Omit every picture and return the rest of the data unaltered.

***

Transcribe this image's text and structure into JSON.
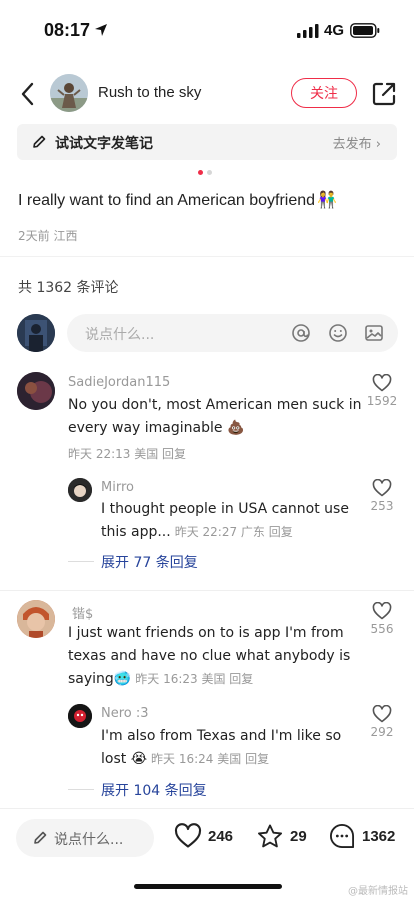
{
  "status_bar": {
    "time": "08:17",
    "network": "4G"
  },
  "header": {
    "author_name": "Rush to the sky",
    "follow_label": "关注"
  },
  "note_bar": {
    "label": "试试文字发笔记",
    "publish": "去发布 ›"
  },
  "post": {
    "text": "I really want to find an American boyfriend",
    "emoji": "👫",
    "meta": "2天前 江西"
  },
  "comments_header": {
    "count_text": "共 1362 条评论"
  },
  "comment_input": {
    "placeholder": "说点什么..."
  },
  "comments": [
    {
      "name": "SadieJordan115",
      "text_line1": "No you don't, most American men suck in",
      "text_line2": "every way imaginable 💩",
      "meta": "昨天 22:13 美国 回复",
      "likes": "1592",
      "replies": [
        {
          "name": "Mirro",
          "text_line1": "I thought people in USA cannot use",
          "text_line2": "this app...",
          "meta": "昨天 22:27 广东 回复",
          "likes": "253"
        }
      ],
      "expand": "展开 77 条回复"
    },
    {
      "name": "锴$",
      "text_line1": "I just want friends on to is app I'm from",
      "text_line2": "texas and have no clue what anybody is",
      "text_line3": "saying🥶",
      "meta": "昨天 16:23 美国 回复",
      "likes": "556",
      "replies": [
        {
          "name": "Nero :3",
          "text_line1": "I'm also from Texas and I'm like so",
          "text_line2": "lost 😭",
          "meta": "昨天 16:24 美国 回复",
          "likes": "292"
        }
      ],
      "expand": "展开 104 条回复"
    }
  ],
  "bottom_bar": {
    "placeholder": "说点什么...",
    "likes": "246",
    "stars": "29",
    "comments": "1362"
  },
  "watermark": "@最新情报站",
  "colors": {
    "accent": "#ef2d48",
    "link": "#27449b",
    "muted": "#999999"
  }
}
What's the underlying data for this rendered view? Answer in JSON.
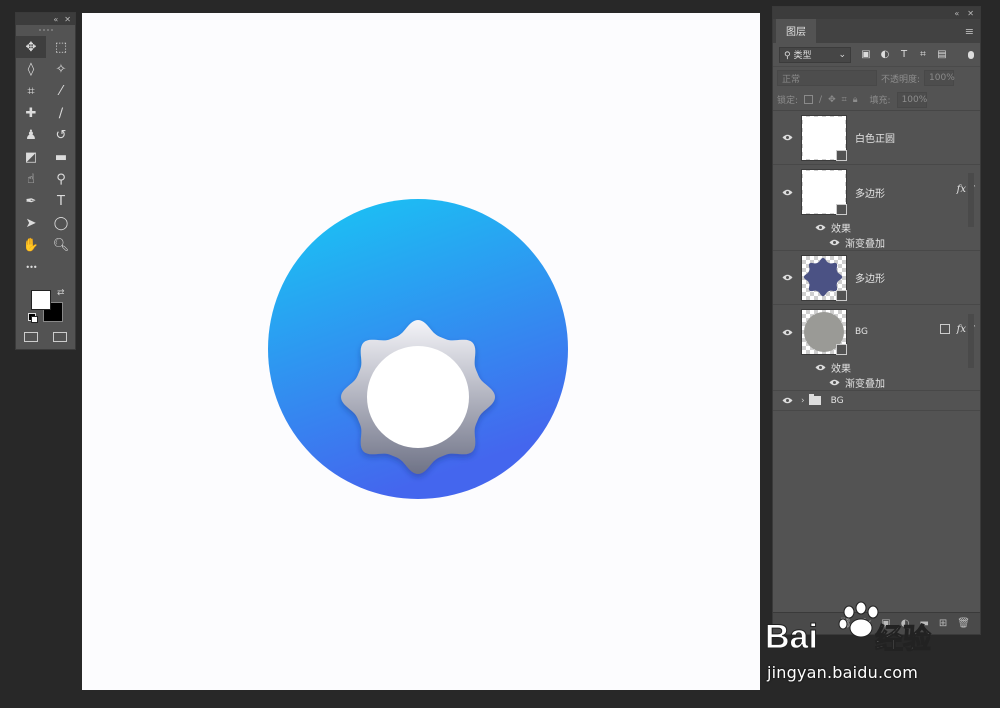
{
  "tools_panel": {
    "header_icons": [
      "collapse-icon",
      "close-icon"
    ],
    "tools": [
      {
        "name": "move-tool",
        "glyph": "✥"
      },
      {
        "name": "marquee-tool",
        "glyph": "⬚"
      },
      {
        "name": "lasso-tool",
        "glyph": "◊"
      },
      {
        "name": "magic-wand-tool",
        "glyph": "✧"
      },
      {
        "name": "crop-tool",
        "glyph": "⌗"
      },
      {
        "name": "eyedropper-tool",
        "glyph": "⁄"
      },
      {
        "name": "healing-brush-tool",
        "glyph": "✚"
      },
      {
        "name": "brush-tool",
        "glyph": "∕"
      },
      {
        "name": "clone-stamp-tool",
        "glyph": "♟"
      },
      {
        "name": "history-brush-tool",
        "glyph": "↺"
      },
      {
        "name": "eraser-tool",
        "glyph": "◩"
      },
      {
        "name": "gradient-tool",
        "glyph": "▬"
      },
      {
        "name": "smudge-tool",
        "glyph": "☝"
      },
      {
        "name": "dodge-tool",
        "glyph": "⚲"
      },
      {
        "name": "pen-tool",
        "glyph": "✒"
      },
      {
        "name": "type-tool",
        "glyph": "T"
      },
      {
        "name": "path-select-tool",
        "glyph": "➤"
      },
      {
        "name": "ellipse-tool",
        "glyph": "◯"
      },
      {
        "name": "hand-tool",
        "glyph": "✋"
      },
      {
        "name": "zoom-tool",
        "glyph": "🔍︎"
      },
      {
        "name": "more-tools",
        "glyph": "•••"
      }
    ],
    "foreground_color": "#ffffff",
    "background_color": "#000000"
  },
  "canvas": {
    "background": "#fcfcfe",
    "circle_gradient_top": "#18c8f4",
    "circle_gradient_bottom": "#4466ee",
    "badge_gradient_top": "#f4f4f8",
    "badge_gradient_bottom": "#6f7387",
    "inner_circle": "#ffffff"
  },
  "layers_panel": {
    "tab_label": "图层",
    "filter_label": "类型",
    "blend_mode": "正常",
    "opacity_label": "不透明度:",
    "opacity_value": "100%",
    "lock_label": "锁定:",
    "fill_label": "填充:",
    "fill_value": "100%",
    "layers": [
      {
        "name": "白色正圆",
        "thumb": "white",
        "fx": false
      },
      {
        "name": "多边形",
        "thumb": "white",
        "fx": true,
        "effects_label": "效果",
        "effect": "渐变叠加"
      },
      {
        "name": "多边形",
        "thumb": "navy-star",
        "fx": false
      },
      {
        "name": "BG",
        "thumb": "gray-circle",
        "fx": true,
        "effects_label": "效果",
        "effect": "渐变叠加"
      }
    ],
    "group": {
      "name": "BG"
    },
    "fx_label": "fx"
  },
  "watermark": {
    "brand_left": "Bai",
    "brand_right": "经验",
    "url": "jingyan.baidu.com"
  }
}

***

● **Complete answer**:
Transcribe this image's text and structure into JSON.
{
  "status_bar": {
    "time": "08:17",
    "network": "4G"
  },
  "header": {
    "author_name": "Rush to the sky",
    "follow_label": "关注"
  },
  "note_bar": {
    "label": "试试文字发笔记",
    "publish": "去发布 ›"
  },
  "post": {
    "text": "I really want to find an American boyfriend",
    "emoji": "👫",
    "meta": "2天前 江西"
  },
  "comments_header": {
    "count_text": "共 1362 条评论"
  },
  "comment_input": {
    "placeholder": "说点什么..."
  },
  "comments": [
    {
      "name": "SadieJordan115",
      "text_line1": "No you don't, most American men suck in",
      "text_line2": "every way imaginable 💩",
      "meta": "昨天 22:13 美国 回复",
      "likes": "1592",
      "replies": [
        {
          "name": "Mirro",
          "text_line1": "I thought people in USA cannot use",
          "text_line2": "this app...",
          "meta": "昨天 22:27 广东 回复",
          "likes": "253"
        }
      ],
      "expand": "展开 77 条回复"
    },
    {
      "name": "锴$",
      "text_line1": "I just want friends on to is app I'm from",
      "text_line2": "texas and have no clue what anybody is",
      "text_line3": "saying🥶",
      "meta": "昨天 16:23 美国 回复",
      "likes": "556",
      "replies": [
        {
          "name": "Nero :3",
          "text_line1": "I'm also from Texas and I'm like so",
          "text_line2": "lost 😭",
          "meta": "昨天 16:24 美国 回复",
          "likes": "292"
        }
      ],
      "expand": "展开 104 条回复"
    }
  ],
  "bottom_bar": {
    "placeholder": "说点什么...",
    "likes": "246",
    "stars": "29",
    "comments": "1362"
  },
  "watermark": "@最新情报站",
  "colors": {
    "accent": "#ef2d48",
    "link": "#27449b",
    "muted": "#999999"
  }
}
What's the underlying data for this rendered view? Answer in JSON.
{
  "tools_panel": {
    "header_icons": [
      "collapse-icon",
      "close-icon"
    ],
    "tools": [
      {
        "name": "move-tool",
        "glyph": "✥"
      },
      {
        "name": "marquee-tool",
        "glyph": "⬚"
      },
      {
        "name": "lasso-tool",
        "glyph": "◊"
      },
      {
        "name": "magic-wand-tool",
        "glyph": "✧"
      },
      {
        "name": "crop-tool",
        "glyph": "⌗"
      },
      {
        "name": "eyedropper-tool",
        "glyph": "⁄"
      },
      {
        "name": "healing-brush-tool",
        "glyph": "✚"
      },
      {
        "name": "brush-tool",
        "glyph": "∕"
      },
      {
        "name": "clone-stamp-tool",
        "glyph": "♟"
      },
      {
        "name": "history-brush-tool",
        "glyph": "↺"
      },
      {
        "name": "eraser-tool",
        "glyph": "◩"
      },
      {
        "name": "gradient-tool",
        "glyph": "▬"
      },
      {
        "name": "smudge-tool",
        "glyph": "☝"
      },
      {
        "name": "dodge-tool",
        "glyph": "⚲"
      },
      {
        "name": "pen-tool",
        "glyph": "✒"
      },
      {
        "name": "type-tool",
        "glyph": "T"
      },
      {
        "name": "path-select-tool",
        "glyph": "➤"
      },
      {
        "name": "ellipse-tool",
        "glyph": "◯"
      },
      {
        "name": "hand-tool",
        "glyph": "✋"
      },
      {
        "name": "zoom-tool",
        "glyph": "🔍︎"
      },
      {
        "name": "more-tools",
        "glyph": "•••"
      }
    ],
    "foreground_color": "#ffffff",
    "background_color": "#000000"
  },
  "canvas": {
    "background": "#fcfcfe",
    "circle_gradient_top": "#18c8f4",
    "circle_gradient_bottom": "#4466ee",
    "badge_gradient_top": "#f4f4f8",
    "badge_gradient_bottom": "#6f7387",
    "inner_circle": "#ffffff"
  },
  "layers_panel": {
    "tab_label": "图层",
    "filter_label": "类型",
    "blend_mode": "正常",
    "opacity_label": "不透明度:",
    "opacity_value": "100%",
    "lock_label": "锁定:",
    "fill_label": "填充:",
    "fill_value": "100%",
    "layers": [
      {
        "name": "白色正圆",
        "thumb": "white",
        "fx": false
      },
      {
        "name": "多边形",
        "thumb": "white",
        "fx": true,
        "effects_label": "效果",
        "effect": "渐变叠加"
      },
      {
        "name": "多边形",
        "thumb": "navy-star",
        "fx": false
      },
      {
        "name": "BG",
        "thumb": "gray-circle",
        "fx": true,
        "effects_label": "效果",
        "effect": "渐变叠加"
      }
    ],
    "group": {
      "name": "BG"
    },
    "fx_label": "fx"
  },
  "watermark": {
    "brand_left": "Bai",
    "brand_right": "经验",
    "url": "jingyan.baidu.com"
  }
}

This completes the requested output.